* [TASK STATEMENT]:
In the article about the FDA contract, which company acquired GlobalSubmit?

START SOURCE PASSAGE

Acquisition nixes chance at FDA contract

Synchrogenix was a small business and then it became large. That caused problems as it pursued an FDA contract.

Synchrogenix Information Strategies used to be GlobalSubmit, one of two small businesses in pursuit of a Food and Drug Administration contract.

The FSA sought support for software licenses, maintenance and support services related to the implementation of an electronic common technical document validation and review software that is used to submit electronic documents.

GlobalSubmit lost the contract to Lorenz and quickly filed a bid protest. The protest apparently had some merit because the FDA pulled the award back for a corrective action.

The agency said it wanted new proposals and with the new proposals they wanted bidders to resubmit their small business certification.

And here is the rub for GlobalSubmit.

GlobalSubmit handed in its first bid in the summer of 2016. The FDA asked for new bids in April 2017. In between, GlobalSubmit was acquired by a large business Certara and renamed Synchrogenix.

END SOURCE PASSAGE
START RECORDS

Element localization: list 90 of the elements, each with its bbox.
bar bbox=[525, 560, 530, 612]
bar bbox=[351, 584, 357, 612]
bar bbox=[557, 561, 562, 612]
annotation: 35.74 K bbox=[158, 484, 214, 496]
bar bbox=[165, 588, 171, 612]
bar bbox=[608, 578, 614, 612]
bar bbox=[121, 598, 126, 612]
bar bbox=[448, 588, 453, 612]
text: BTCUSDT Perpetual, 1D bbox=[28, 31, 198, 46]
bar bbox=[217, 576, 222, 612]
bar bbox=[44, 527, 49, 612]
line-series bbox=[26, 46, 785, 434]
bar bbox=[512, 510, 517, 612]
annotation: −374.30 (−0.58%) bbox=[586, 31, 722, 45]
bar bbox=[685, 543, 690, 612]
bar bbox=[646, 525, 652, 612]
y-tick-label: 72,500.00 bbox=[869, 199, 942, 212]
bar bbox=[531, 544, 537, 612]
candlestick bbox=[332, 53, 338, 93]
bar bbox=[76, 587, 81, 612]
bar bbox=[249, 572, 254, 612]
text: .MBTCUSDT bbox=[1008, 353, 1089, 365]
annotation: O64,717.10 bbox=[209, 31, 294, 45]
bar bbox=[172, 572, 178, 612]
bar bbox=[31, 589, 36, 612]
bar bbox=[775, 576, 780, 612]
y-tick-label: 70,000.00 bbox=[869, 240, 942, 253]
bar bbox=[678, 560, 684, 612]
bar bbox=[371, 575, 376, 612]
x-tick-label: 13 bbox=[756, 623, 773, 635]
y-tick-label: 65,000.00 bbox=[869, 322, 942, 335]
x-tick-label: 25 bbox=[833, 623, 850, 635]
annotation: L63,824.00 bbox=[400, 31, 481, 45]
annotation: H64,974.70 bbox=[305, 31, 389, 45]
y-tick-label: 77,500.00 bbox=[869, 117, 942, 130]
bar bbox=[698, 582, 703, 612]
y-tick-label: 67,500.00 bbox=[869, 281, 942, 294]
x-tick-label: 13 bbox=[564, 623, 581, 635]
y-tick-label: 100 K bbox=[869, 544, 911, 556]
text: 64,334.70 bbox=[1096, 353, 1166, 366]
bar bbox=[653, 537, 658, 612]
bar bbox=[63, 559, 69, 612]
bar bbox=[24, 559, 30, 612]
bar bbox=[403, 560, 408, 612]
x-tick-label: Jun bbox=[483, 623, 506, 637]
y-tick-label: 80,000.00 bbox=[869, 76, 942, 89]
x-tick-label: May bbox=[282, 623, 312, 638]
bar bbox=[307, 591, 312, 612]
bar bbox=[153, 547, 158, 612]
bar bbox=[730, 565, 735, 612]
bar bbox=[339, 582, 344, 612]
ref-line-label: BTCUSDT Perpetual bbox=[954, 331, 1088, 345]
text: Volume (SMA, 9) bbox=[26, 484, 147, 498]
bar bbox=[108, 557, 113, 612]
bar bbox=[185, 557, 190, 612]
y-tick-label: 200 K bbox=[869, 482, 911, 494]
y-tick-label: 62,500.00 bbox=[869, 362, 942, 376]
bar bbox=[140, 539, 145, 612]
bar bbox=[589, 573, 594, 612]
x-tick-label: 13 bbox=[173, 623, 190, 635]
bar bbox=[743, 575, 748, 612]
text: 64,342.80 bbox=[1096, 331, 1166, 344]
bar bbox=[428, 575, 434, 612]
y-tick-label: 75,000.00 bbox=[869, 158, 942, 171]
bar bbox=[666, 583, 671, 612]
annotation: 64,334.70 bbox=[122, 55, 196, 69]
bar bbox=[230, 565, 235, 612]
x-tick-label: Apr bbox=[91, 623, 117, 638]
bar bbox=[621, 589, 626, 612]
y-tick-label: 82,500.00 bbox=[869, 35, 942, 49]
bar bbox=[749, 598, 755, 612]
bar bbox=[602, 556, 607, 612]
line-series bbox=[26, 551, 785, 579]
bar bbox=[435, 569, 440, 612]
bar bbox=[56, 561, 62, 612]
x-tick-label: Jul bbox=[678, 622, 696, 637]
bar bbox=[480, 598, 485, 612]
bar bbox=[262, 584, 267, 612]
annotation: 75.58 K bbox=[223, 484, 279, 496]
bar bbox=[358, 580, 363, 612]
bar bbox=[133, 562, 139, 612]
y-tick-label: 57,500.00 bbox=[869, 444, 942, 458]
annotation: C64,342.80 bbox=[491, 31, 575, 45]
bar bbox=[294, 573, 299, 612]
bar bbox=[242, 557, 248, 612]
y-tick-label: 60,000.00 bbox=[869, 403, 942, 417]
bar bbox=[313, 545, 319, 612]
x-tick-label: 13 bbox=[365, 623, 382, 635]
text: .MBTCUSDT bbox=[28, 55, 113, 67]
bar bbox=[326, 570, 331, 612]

END RECORDS

* [EXPECTED ANSWER]:
Certara, a large business, acquired GlobalSubmit and renamed it Synchrogenix.